▶ GIVEN REQUEST
Print the following listing again line for line, leaving every line unchanged.

▶ SUPPLIED ENTRIES
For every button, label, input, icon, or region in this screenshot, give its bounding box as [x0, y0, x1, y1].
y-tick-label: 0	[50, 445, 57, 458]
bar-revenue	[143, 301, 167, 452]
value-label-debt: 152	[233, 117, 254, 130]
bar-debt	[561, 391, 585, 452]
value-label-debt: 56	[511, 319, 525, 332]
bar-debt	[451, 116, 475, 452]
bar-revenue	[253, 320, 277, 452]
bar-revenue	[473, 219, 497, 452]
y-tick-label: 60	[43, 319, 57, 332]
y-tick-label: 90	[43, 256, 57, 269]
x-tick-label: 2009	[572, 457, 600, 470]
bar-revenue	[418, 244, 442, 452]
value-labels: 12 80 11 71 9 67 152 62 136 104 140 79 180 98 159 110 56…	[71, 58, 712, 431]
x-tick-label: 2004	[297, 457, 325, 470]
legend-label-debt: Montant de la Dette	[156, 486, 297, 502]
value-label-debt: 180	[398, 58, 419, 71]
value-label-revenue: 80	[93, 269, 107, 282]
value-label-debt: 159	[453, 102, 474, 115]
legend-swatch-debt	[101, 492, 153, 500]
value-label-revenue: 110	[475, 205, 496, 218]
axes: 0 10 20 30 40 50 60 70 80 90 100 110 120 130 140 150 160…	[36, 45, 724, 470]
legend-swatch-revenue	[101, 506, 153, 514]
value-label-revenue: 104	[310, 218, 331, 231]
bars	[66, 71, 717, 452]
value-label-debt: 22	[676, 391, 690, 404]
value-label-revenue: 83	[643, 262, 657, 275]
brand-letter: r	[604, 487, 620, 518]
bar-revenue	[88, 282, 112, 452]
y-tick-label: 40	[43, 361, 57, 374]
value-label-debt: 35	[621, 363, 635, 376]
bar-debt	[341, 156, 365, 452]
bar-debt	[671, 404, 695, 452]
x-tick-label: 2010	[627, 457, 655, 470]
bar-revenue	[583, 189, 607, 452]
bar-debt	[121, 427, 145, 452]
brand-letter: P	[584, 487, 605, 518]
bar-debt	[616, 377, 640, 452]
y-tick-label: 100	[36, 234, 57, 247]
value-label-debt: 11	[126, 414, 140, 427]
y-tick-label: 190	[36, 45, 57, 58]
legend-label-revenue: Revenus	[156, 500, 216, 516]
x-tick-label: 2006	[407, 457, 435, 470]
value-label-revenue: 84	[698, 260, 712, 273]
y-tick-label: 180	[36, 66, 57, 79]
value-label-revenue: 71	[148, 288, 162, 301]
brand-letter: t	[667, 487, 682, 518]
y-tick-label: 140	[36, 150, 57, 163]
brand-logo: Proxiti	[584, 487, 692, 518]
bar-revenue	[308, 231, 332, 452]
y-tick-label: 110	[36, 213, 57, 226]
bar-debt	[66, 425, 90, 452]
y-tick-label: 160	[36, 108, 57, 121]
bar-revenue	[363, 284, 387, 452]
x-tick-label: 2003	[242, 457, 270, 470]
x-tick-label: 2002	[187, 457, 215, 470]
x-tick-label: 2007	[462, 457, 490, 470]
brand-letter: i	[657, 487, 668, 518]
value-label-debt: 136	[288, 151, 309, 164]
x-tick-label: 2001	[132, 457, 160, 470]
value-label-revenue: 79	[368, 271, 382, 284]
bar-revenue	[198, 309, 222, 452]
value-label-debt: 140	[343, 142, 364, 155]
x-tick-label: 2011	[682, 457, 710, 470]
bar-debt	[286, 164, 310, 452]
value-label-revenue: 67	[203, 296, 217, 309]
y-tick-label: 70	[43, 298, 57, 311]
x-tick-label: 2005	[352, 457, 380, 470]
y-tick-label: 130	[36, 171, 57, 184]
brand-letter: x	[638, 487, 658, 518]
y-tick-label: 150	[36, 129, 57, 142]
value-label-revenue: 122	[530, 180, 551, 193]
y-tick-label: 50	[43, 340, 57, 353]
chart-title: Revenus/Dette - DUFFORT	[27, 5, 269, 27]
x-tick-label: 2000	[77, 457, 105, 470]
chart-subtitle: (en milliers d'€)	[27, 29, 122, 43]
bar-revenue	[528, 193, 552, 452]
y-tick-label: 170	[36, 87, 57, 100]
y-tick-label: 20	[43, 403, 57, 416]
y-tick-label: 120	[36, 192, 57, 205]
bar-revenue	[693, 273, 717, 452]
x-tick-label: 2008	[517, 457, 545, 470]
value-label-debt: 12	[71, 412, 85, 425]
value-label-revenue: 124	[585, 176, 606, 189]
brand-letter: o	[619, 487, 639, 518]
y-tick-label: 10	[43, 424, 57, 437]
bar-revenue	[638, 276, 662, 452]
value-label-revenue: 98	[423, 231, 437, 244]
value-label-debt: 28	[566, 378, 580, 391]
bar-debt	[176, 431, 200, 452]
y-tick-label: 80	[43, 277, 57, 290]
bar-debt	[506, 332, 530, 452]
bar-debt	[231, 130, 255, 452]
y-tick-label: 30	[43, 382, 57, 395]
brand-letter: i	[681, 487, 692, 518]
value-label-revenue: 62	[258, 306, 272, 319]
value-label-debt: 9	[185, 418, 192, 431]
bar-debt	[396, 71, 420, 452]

▶ RESPONSE
For every button, label, input, icon, or region in this screenshot, give its bounding box as [x0, y0, x1, y1].
y-tick-label: 0	[50, 445, 57, 458]
bar-revenue	[143, 301, 167, 452]
value-label-debt: 152	[233, 117, 254, 130]
bar-debt	[561, 391, 585, 452]
value-label-debt: 56	[511, 319, 525, 332]
bar-debt	[451, 116, 475, 452]
bar-revenue	[253, 320, 277, 452]
bar-revenue	[473, 219, 497, 452]
y-tick-label: 60	[43, 319, 57, 332]
y-tick-label: 90	[43, 256, 57, 269]
x-tick-label: 2009	[572, 457, 600, 470]
bar-revenue	[418, 244, 442, 452]
value-labels: 12 80 11 71 9 67 152 62 136 104 140 79 180 98 159 110 56…	[71, 58, 712, 431]
x-tick-label: 2004	[297, 457, 325, 470]
legend-label-debt: Montant de la Dette	[156, 486, 297, 502]
value-label-debt: 180	[398, 58, 419, 71]
value-label-revenue: 80	[93, 269, 107, 282]
value-label-debt: 159	[453, 102, 474, 115]
legend-swatch-debt	[101, 492, 153, 500]
value-label-revenue: 110	[475, 205, 496, 218]
axes: 0 10 20 30 40 50 60 70 80 90 100 110 120 130 140 150 160…	[36, 45, 724, 470]
legend-swatch-revenue	[101, 506, 153, 514]
value-label-revenue: 104	[310, 218, 331, 231]
bars	[66, 71, 717, 452]
value-label-debt: 22	[676, 391, 690, 404]
value-label-revenue: 83	[643, 262, 657, 275]
brand-letter: r	[604, 487, 620, 518]
bar-revenue	[88, 282, 112, 452]
y-tick-label: 40	[43, 361, 57, 374]
value-label-debt: 35	[621, 363, 635, 376]
bar-debt	[341, 156, 365, 452]
bar-debt	[671, 404, 695, 452]
x-tick-label: 2010	[627, 457, 655, 470]
bar-revenue	[583, 189, 607, 452]
bar-debt	[121, 427, 145, 452]
brand-letter: P	[584, 487, 605, 518]
bar-debt	[616, 377, 640, 452]
y-tick-label: 100	[36, 234, 57, 247]
value-label-debt: 11	[126, 414, 140, 427]
y-tick-label: 190	[36, 45, 57, 58]
legend-label-revenue: Revenus	[156, 500, 216, 516]
x-tick-label: 2006	[407, 457, 435, 470]
value-label-revenue: 84	[698, 260, 712, 273]
y-tick-label: 180	[36, 66, 57, 79]
value-label-revenue: 71	[148, 288, 162, 301]
brand-letter: t	[667, 487, 682, 518]
y-tick-label: 140	[36, 150, 57, 163]
brand-logo: Proxiti	[584, 487, 692, 518]
bar-revenue	[308, 231, 332, 452]
y-tick-label: 110	[36, 213, 57, 226]
bar-debt	[66, 425, 90, 452]
y-tick-label: 160	[36, 108, 57, 121]
bar-revenue	[363, 284, 387, 452]
x-tick-label: 2003	[242, 457, 270, 470]
x-tick-label: 2002	[187, 457, 215, 470]
x-tick-label: 2007	[462, 457, 490, 470]
brand-letter: i	[657, 487, 668, 518]
value-label-debt: 136	[288, 151, 309, 164]
x-tick-label: 2001	[132, 457, 160, 470]
value-label-revenue: 79	[368, 271, 382, 284]
bar-revenue	[198, 309, 222, 452]
value-label-debt: 140	[343, 142, 364, 155]
x-tick-label: 2011	[682, 457, 710, 470]
bar-debt	[286, 164, 310, 452]
value-label-revenue: 67	[203, 296, 217, 309]
y-tick-label: 70	[43, 298, 57, 311]
x-tick-label: 2005	[352, 457, 380, 470]
y-tick-label: 130	[36, 171, 57, 184]
brand-letter: x	[638, 487, 658, 518]
y-tick-label: 150	[36, 129, 57, 142]
value-label-revenue: 122	[530, 180, 551, 193]
y-tick-label: 50	[43, 340, 57, 353]
chart-title: Revenus/Dette - DUFFORT	[27, 5, 269, 27]
x-tick-label: 2000	[77, 457, 105, 470]
chart-subtitle: (en milliers d'€)	[27, 29, 122, 43]
bar-revenue	[528, 193, 552, 452]
y-tick-label: 170	[36, 87, 57, 100]
y-tick-label: 20	[43, 403, 57, 416]
y-tick-label: 120	[36, 192, 57, 205]
bar-revenue	[693, 273, 717, 452]
x-tick-label: 2008	[517, 457, 545, 470]
value-label-debt: 12	[71, 412, 85, 425]
value-label-revenue: 124	[585, 176, 606, 189]
brand-letter: o	[619, 487, 639, 518]
y-tick-label: 10	[43, 424, 57, 437]
bar-revenue	[638, 276, 662, 452]
value-label-revenue: 98	[423, 231, 437, 244]
value-label-debt: 28	[566, 378, 580, 391]
bar-debt	[176, 431, 200, 452]
y-tick-label: 80	[43, 277, 57, 290]
bar-debt	[506, 332, 530, 452]
bar-debt	[231, 130, 255, 452]
y-tick-label: 30	[43, 382, 57, 395]
brand-letter: i	[681, 487, 692, 518]
value-label-revenue: 62	[258, 306, 272, 319]
value-label-debt: 9	[185, 418, 192, 431]
bar-debt	[396, 71, 420, 452]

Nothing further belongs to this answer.